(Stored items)
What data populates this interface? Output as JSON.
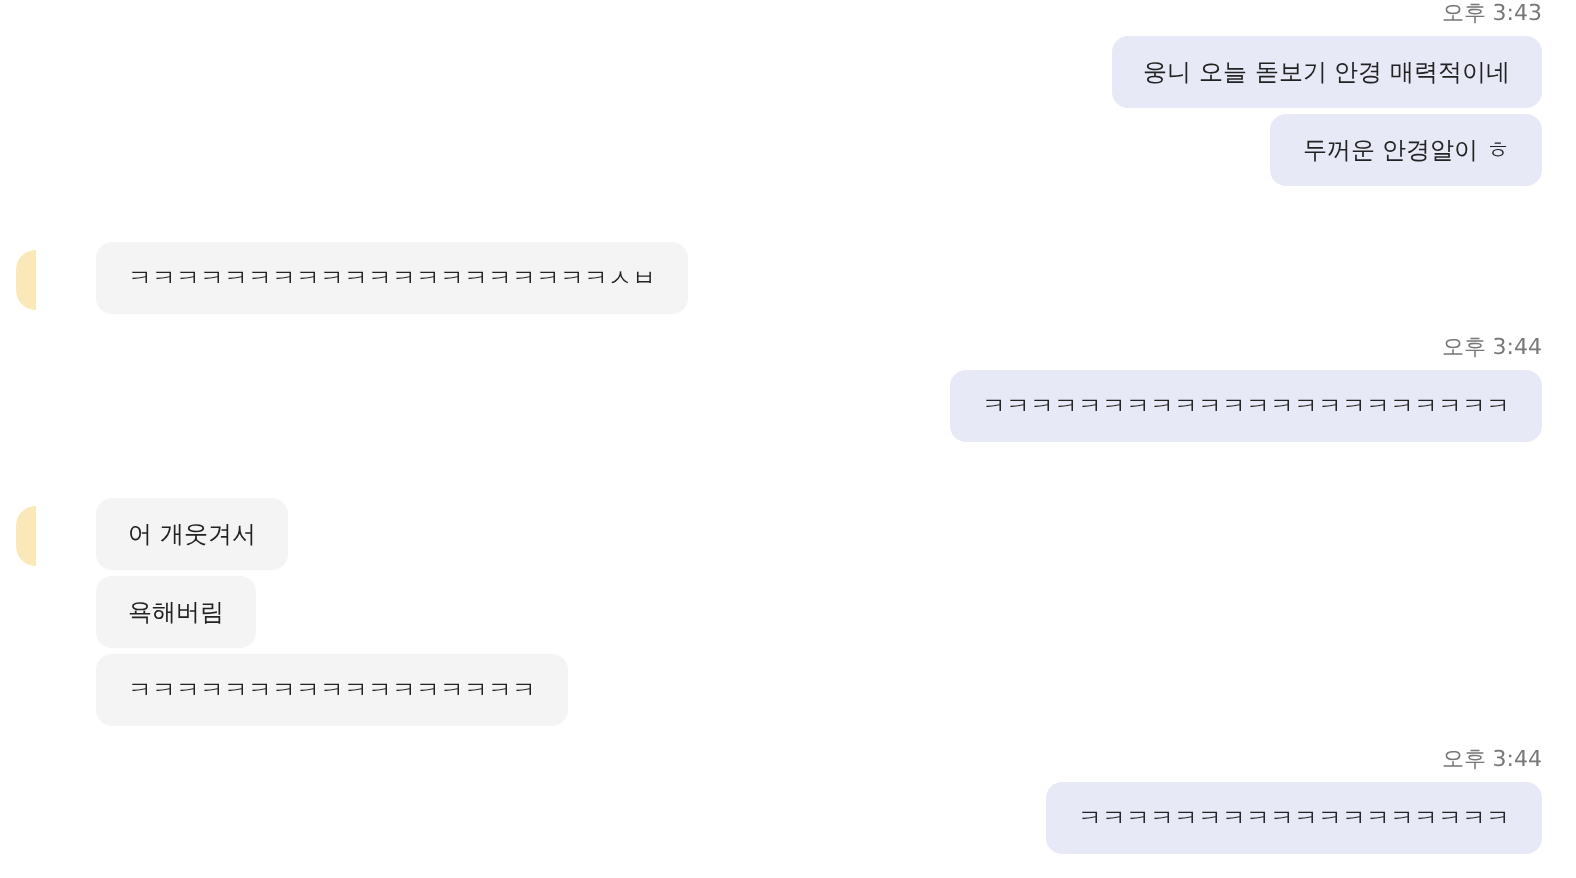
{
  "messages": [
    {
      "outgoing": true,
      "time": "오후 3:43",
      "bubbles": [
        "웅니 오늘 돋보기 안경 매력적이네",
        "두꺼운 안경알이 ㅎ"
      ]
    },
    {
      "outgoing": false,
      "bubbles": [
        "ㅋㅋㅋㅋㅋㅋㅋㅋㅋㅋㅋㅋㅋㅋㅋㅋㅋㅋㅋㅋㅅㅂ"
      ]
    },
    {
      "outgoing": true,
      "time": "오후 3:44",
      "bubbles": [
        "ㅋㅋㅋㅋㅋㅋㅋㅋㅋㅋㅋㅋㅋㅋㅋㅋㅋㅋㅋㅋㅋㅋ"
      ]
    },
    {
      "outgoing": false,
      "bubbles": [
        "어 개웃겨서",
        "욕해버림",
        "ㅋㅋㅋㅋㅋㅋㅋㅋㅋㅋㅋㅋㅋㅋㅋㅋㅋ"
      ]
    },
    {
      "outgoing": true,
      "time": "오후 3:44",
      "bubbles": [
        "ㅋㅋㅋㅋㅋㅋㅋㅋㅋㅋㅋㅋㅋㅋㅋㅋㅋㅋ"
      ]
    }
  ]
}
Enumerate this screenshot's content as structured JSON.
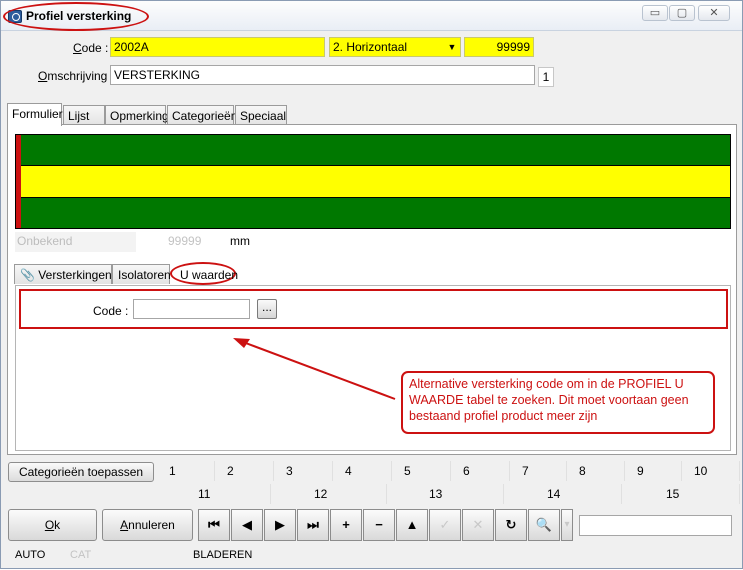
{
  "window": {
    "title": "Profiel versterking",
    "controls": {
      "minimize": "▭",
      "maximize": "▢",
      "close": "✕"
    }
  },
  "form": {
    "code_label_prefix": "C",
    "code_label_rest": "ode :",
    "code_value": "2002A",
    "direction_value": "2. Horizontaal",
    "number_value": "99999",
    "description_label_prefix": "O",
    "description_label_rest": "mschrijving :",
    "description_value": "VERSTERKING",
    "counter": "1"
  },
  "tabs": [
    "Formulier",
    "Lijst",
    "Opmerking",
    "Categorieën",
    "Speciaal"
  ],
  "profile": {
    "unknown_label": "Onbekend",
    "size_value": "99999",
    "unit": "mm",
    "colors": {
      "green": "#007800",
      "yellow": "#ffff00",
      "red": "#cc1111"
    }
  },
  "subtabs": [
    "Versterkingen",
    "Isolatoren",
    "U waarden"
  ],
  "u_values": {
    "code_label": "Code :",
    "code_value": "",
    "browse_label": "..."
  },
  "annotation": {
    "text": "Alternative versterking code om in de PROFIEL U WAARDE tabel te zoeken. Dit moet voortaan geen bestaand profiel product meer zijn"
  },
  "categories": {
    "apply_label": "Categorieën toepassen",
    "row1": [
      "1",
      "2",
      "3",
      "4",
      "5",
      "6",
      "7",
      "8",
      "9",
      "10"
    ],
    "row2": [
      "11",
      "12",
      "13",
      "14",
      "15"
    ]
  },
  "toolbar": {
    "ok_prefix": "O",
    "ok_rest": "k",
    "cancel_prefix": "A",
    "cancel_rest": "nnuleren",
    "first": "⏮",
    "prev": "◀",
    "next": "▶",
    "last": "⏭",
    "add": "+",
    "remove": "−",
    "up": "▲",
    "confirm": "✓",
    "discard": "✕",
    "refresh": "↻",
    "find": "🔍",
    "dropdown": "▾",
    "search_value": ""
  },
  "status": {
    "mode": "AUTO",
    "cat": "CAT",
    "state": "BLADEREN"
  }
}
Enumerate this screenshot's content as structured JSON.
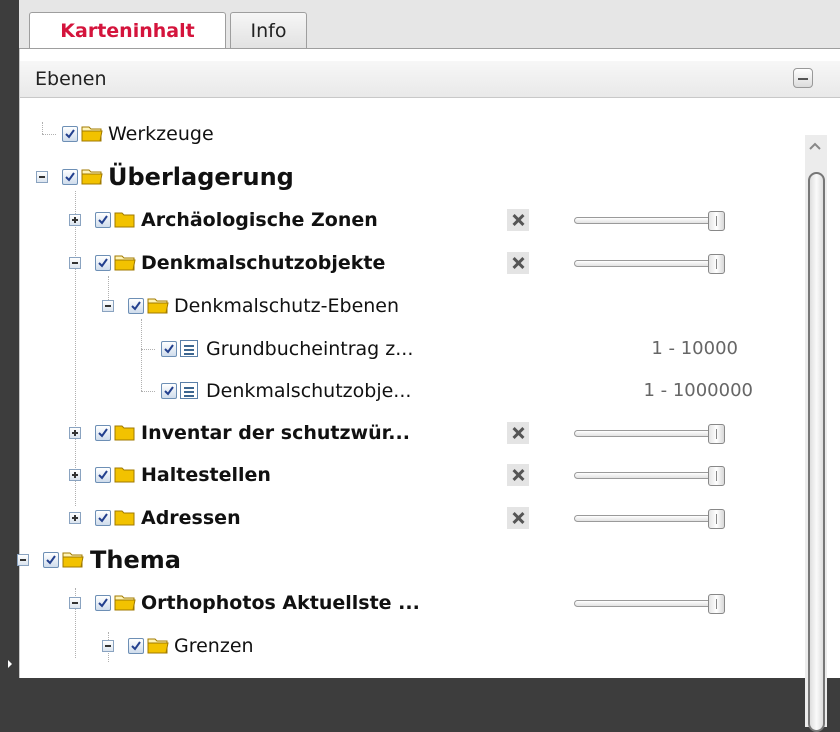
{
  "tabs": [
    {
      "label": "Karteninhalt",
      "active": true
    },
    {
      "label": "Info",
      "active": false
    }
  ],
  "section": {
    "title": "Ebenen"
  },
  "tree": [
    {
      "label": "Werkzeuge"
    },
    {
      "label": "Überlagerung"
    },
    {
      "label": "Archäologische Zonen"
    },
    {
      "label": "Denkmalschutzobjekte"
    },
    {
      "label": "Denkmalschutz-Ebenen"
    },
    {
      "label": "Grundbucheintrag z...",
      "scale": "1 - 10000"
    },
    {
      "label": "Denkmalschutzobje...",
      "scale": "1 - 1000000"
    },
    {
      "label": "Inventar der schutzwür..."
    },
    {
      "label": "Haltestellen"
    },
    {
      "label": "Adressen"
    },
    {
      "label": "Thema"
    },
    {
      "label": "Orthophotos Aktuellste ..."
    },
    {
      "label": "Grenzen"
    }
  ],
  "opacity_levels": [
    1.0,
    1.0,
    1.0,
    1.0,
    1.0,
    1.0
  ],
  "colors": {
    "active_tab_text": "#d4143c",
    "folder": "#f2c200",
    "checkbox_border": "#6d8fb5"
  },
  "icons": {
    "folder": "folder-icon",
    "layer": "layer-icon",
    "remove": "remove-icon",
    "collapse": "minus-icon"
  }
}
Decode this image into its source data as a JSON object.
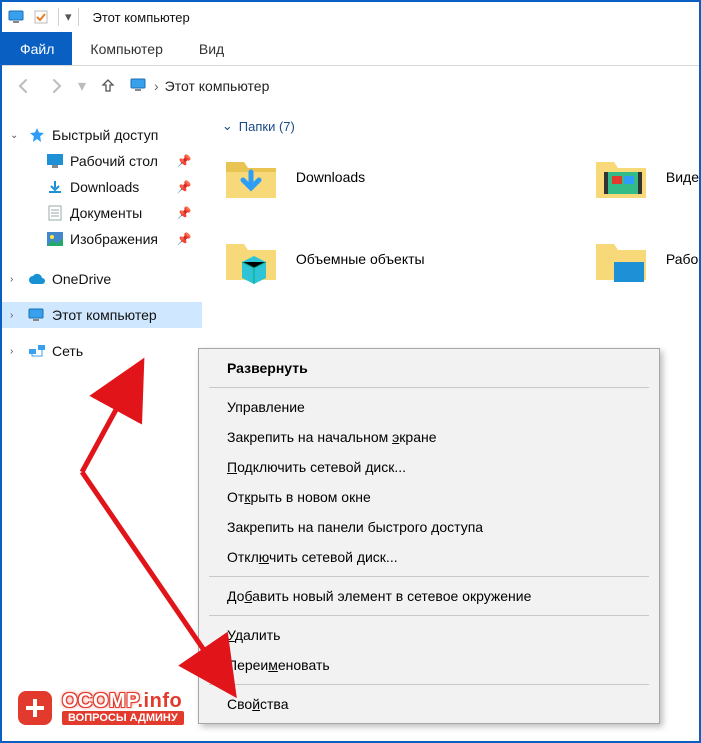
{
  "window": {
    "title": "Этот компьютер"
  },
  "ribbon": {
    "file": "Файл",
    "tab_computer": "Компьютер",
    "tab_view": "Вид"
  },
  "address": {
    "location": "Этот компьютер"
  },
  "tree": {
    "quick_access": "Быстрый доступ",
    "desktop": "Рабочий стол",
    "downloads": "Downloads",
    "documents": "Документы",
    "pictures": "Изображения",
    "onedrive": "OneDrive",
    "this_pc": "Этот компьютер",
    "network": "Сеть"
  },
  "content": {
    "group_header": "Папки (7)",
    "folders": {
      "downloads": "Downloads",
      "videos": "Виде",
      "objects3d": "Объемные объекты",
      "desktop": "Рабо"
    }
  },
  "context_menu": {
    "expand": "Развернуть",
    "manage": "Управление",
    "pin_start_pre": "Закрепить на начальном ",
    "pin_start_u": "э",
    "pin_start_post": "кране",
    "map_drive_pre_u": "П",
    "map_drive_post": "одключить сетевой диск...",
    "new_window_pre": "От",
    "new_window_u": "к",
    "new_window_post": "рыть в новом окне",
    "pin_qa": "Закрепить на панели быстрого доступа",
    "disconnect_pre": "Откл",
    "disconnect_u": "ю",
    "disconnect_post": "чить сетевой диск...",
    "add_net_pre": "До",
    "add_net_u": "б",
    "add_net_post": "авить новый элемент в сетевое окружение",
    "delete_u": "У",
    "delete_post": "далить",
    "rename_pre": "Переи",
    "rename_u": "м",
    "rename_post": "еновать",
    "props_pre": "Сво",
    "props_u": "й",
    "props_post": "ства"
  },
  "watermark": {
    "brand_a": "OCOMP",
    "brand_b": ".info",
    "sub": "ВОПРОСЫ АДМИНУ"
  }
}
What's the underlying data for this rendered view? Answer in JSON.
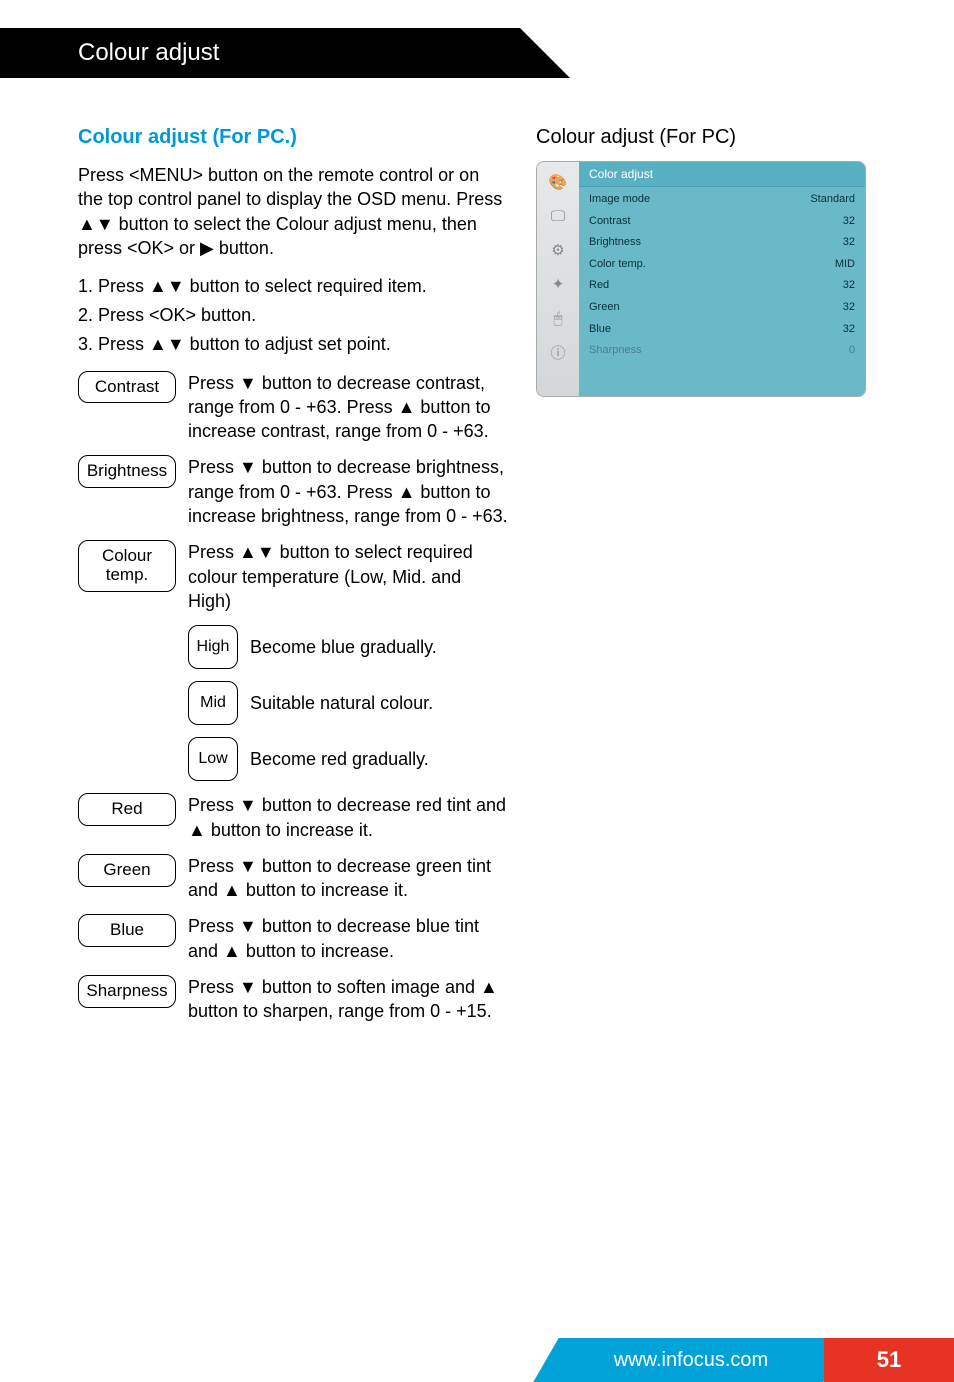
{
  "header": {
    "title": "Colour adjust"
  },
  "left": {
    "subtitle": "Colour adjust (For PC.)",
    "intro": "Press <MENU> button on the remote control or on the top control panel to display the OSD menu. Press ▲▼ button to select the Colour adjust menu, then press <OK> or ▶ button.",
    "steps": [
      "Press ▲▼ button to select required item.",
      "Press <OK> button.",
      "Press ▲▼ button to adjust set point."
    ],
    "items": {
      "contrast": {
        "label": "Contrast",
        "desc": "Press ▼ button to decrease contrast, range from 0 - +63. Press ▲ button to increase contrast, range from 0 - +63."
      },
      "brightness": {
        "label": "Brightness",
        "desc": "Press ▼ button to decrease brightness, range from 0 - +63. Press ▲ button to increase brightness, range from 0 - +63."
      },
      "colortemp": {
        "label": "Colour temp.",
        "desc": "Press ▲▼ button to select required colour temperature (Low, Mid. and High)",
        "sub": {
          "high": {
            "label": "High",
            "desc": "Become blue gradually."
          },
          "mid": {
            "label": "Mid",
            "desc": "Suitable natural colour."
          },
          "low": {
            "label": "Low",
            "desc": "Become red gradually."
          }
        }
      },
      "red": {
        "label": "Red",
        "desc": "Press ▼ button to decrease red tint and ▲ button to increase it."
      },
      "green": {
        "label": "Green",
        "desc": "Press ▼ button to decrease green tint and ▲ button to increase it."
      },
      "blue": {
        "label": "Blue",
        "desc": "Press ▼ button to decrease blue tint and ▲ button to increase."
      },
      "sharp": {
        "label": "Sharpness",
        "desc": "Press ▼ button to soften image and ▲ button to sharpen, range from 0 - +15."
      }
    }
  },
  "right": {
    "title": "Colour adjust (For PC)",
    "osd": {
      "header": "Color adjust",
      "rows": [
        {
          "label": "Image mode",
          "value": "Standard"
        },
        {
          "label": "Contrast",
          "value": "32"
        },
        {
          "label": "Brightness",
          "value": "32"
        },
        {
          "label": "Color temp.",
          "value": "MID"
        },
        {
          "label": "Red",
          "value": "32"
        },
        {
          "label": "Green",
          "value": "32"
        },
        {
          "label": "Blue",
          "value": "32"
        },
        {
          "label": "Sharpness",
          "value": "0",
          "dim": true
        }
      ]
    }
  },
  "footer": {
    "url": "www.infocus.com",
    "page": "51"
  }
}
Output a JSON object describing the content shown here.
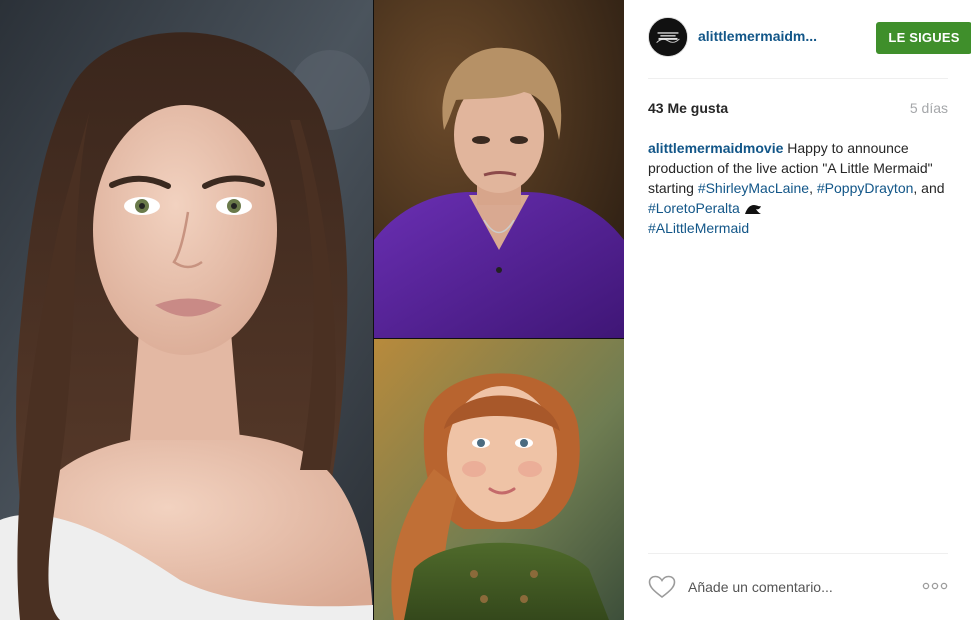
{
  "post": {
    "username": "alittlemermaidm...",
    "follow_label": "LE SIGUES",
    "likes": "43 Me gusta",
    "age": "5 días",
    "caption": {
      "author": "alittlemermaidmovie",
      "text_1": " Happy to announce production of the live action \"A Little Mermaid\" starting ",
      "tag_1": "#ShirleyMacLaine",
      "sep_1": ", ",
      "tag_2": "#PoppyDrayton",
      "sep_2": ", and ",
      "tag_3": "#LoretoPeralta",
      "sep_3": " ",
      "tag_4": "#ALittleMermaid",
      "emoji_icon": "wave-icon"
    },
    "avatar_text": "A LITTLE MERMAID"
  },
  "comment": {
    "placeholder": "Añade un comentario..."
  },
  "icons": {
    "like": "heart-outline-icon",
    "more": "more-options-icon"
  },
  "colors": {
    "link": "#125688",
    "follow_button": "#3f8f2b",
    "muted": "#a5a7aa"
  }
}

PROBLEM DESCRIPTION -> Check every line of the data, and copy the ones that contain "Downloads".

THE ANSWER ->
    "downloads": "Downloads",
      "downloads": "Downloads",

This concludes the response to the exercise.